§ Task instructions
From the records below, copy every line that contains the word "text".

§ Exercise data

--------------------------------------------------

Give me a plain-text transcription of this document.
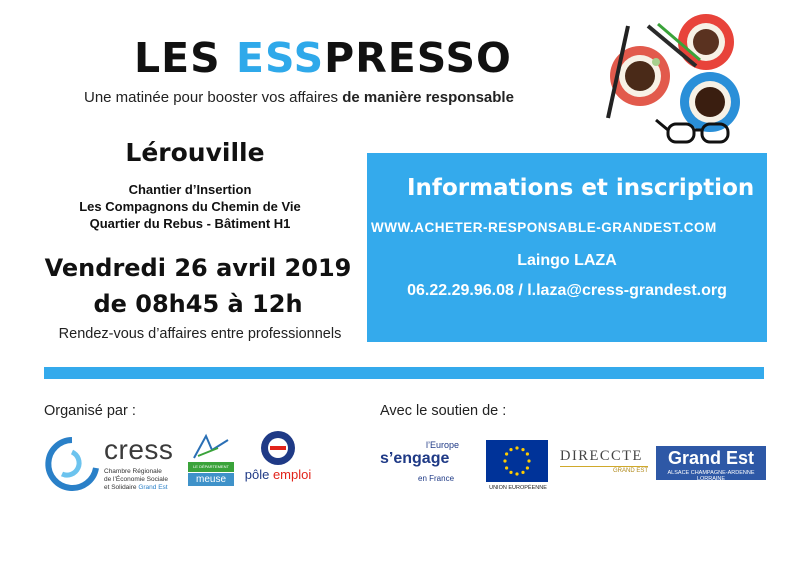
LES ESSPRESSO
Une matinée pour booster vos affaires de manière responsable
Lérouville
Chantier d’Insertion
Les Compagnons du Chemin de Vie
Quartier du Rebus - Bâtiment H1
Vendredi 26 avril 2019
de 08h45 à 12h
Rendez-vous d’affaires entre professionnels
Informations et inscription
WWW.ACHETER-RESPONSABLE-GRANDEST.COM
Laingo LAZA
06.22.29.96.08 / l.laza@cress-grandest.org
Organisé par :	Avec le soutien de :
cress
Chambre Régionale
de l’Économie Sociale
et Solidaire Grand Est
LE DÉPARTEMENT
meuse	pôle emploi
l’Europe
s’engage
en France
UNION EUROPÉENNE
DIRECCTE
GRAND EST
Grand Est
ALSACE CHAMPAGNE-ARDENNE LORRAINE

--------------------------------------------------

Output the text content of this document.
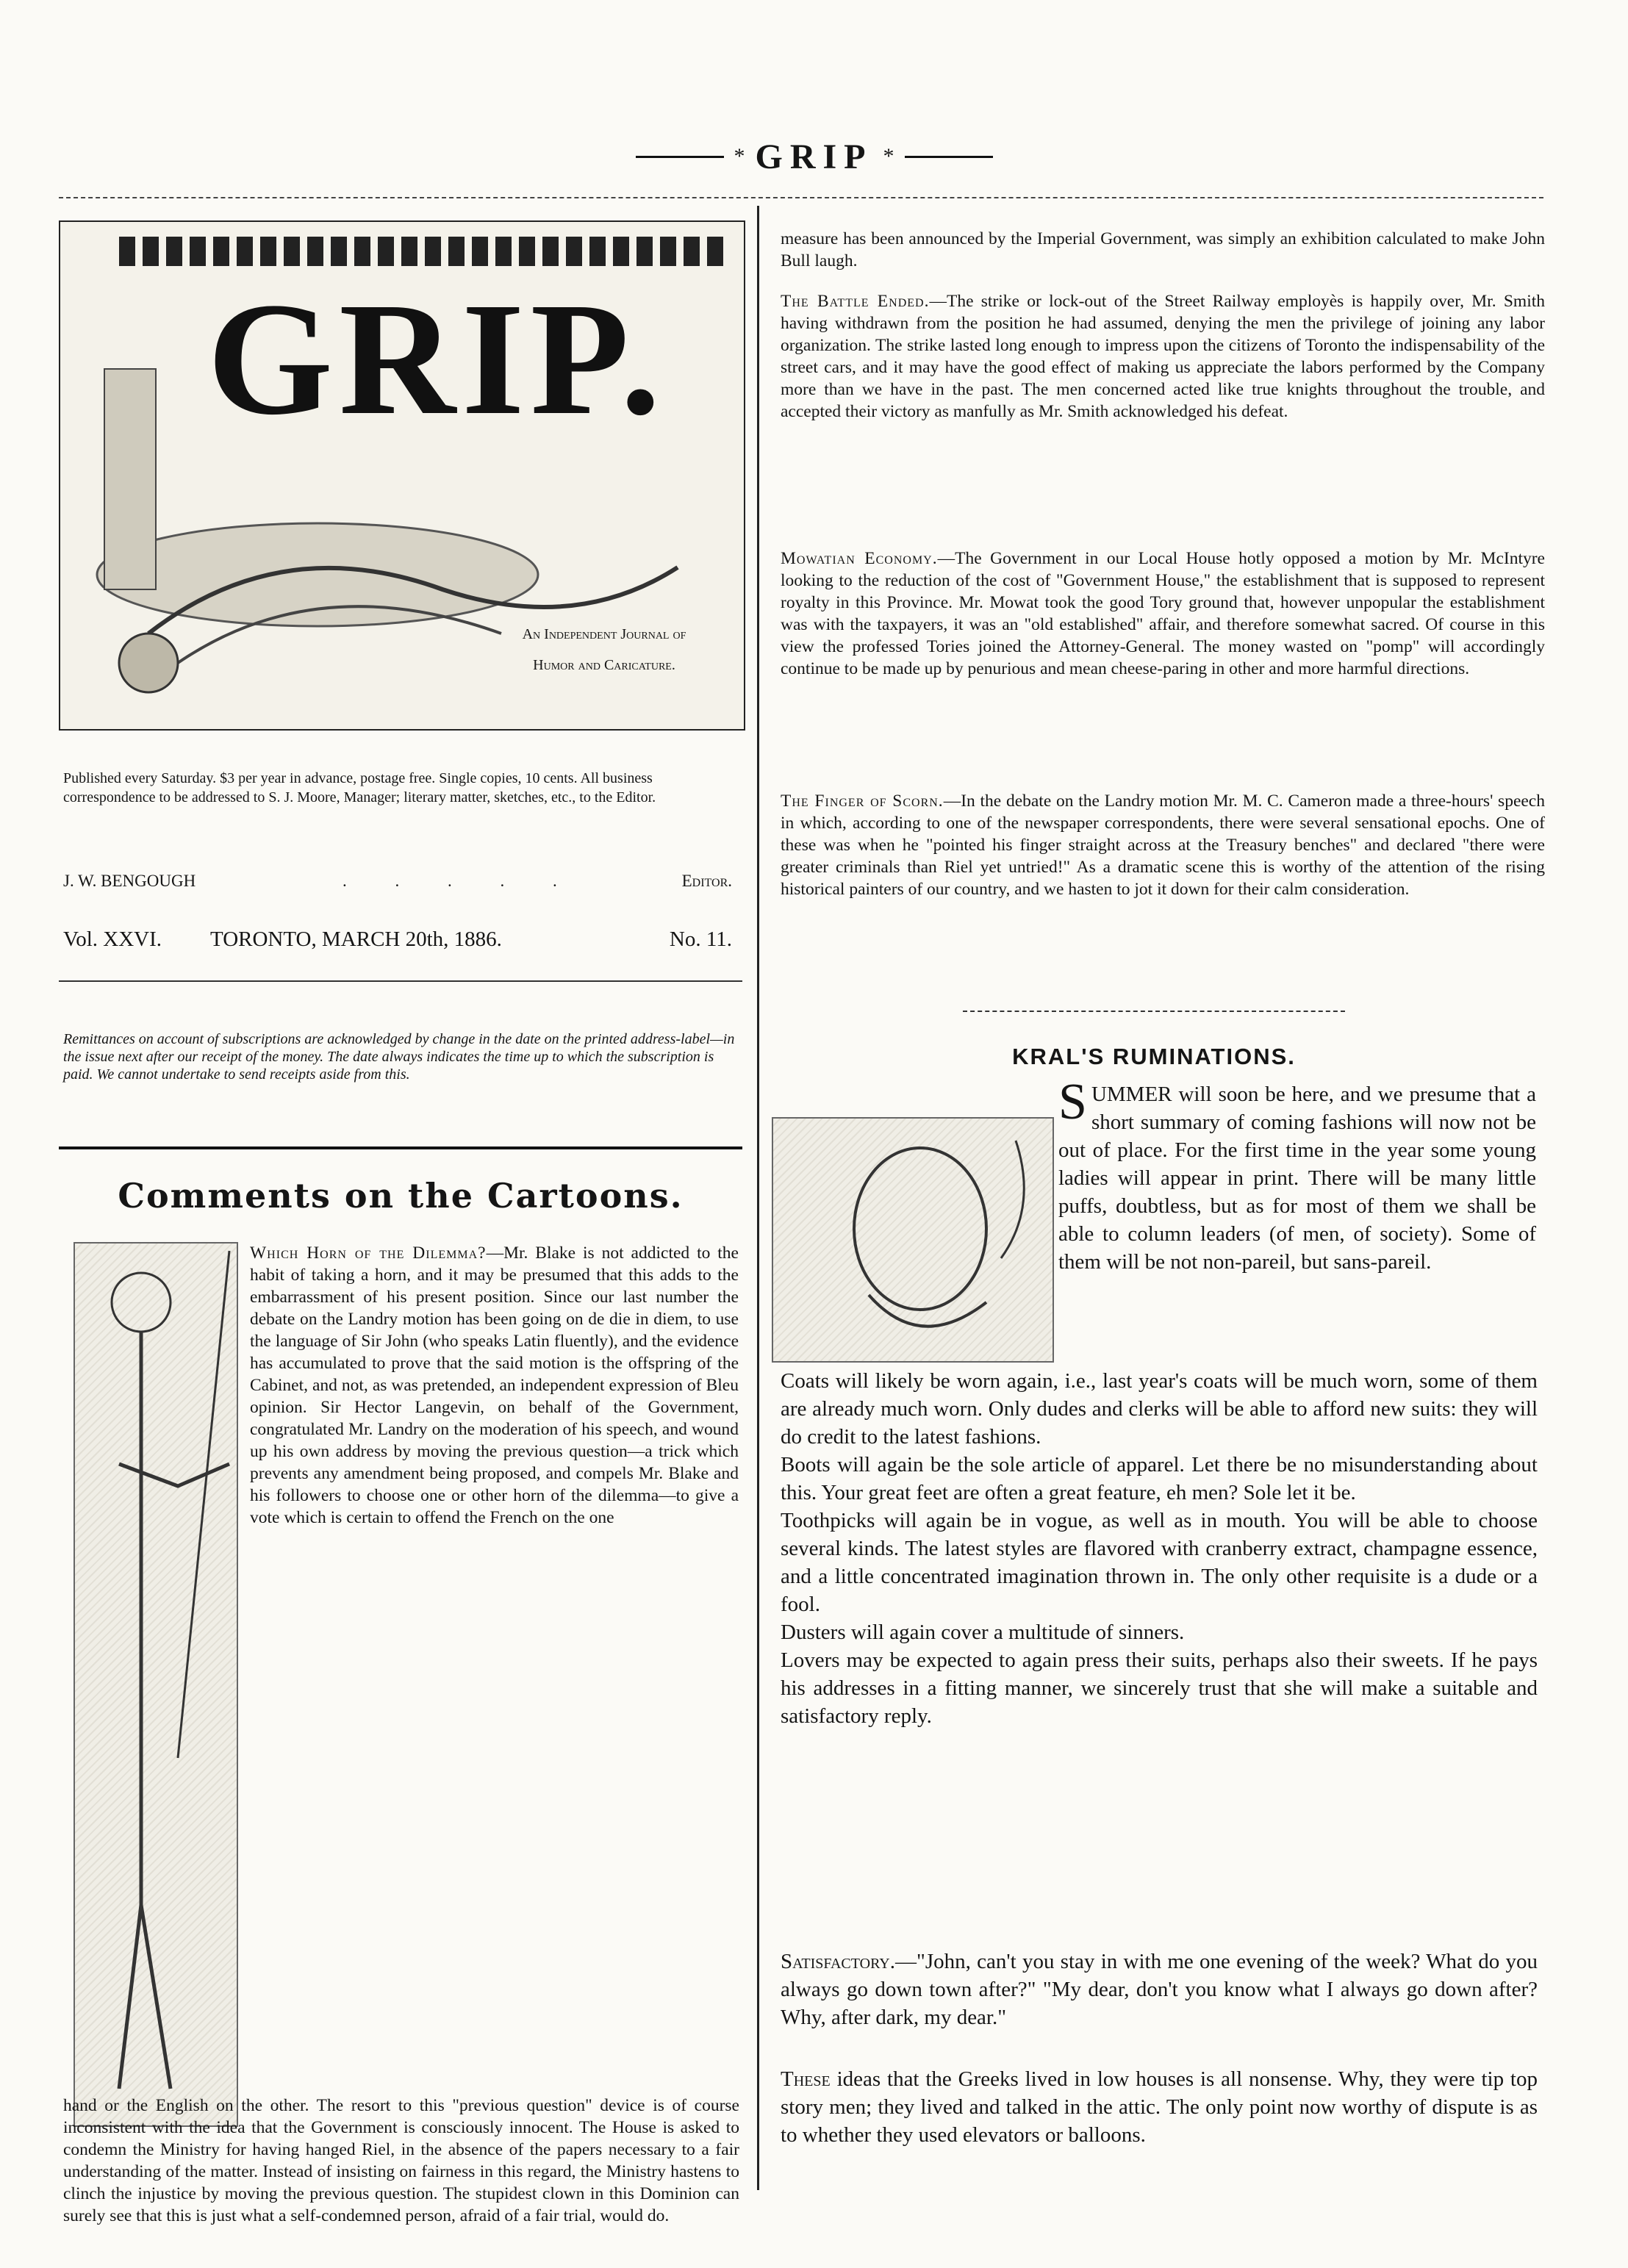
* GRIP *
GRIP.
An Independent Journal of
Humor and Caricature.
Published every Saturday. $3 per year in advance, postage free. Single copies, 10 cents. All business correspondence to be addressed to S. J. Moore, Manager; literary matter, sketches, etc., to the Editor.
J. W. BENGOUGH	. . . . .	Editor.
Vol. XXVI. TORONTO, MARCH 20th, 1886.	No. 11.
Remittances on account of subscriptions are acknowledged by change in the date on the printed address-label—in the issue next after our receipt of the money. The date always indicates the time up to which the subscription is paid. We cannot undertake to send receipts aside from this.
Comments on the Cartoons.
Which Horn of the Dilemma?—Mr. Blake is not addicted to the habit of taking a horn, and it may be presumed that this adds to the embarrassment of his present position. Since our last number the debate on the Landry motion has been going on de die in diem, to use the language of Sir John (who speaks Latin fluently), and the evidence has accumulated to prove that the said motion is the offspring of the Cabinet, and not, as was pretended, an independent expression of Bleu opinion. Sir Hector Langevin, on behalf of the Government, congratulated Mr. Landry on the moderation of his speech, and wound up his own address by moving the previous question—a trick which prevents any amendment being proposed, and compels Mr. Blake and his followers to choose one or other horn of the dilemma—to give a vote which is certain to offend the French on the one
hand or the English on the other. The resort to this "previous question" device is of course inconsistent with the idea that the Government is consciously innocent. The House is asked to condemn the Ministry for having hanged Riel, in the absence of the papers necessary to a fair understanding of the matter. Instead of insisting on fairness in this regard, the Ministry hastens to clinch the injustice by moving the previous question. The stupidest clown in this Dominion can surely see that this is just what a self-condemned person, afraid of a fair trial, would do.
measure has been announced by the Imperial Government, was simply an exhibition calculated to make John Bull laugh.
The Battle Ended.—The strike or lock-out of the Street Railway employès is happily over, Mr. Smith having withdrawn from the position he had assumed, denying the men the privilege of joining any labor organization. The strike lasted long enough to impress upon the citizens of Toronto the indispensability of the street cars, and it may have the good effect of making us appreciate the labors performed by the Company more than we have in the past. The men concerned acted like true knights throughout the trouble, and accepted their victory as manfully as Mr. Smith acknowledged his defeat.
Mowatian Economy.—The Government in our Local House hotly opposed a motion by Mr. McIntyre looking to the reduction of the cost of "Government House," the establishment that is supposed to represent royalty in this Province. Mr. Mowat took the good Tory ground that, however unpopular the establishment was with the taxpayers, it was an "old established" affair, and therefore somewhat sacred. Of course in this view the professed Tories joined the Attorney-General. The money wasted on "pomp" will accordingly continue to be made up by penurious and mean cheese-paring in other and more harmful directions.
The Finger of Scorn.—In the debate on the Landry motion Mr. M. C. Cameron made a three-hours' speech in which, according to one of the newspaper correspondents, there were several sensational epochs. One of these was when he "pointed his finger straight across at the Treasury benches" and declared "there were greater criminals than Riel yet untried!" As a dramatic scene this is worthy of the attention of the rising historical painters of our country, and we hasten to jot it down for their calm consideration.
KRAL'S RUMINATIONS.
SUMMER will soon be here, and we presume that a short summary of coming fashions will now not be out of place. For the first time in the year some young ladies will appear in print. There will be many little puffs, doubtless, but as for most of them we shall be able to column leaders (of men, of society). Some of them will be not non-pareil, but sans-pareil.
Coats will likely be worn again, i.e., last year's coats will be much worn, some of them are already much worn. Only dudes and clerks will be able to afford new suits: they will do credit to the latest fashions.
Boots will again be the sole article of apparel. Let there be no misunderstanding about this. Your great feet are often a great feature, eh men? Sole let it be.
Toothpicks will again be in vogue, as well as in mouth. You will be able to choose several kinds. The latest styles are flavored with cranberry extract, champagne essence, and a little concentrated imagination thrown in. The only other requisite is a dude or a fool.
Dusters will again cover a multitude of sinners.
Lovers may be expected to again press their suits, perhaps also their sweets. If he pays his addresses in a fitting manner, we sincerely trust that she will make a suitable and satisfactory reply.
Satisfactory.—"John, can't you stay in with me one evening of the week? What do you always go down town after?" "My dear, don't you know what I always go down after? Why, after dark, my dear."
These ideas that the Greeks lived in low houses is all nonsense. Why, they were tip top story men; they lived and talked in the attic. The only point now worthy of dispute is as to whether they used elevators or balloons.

--------------------------------------------------

§ Problem solution
Give me a plain-text transcription of this document.
Output the text content of this document.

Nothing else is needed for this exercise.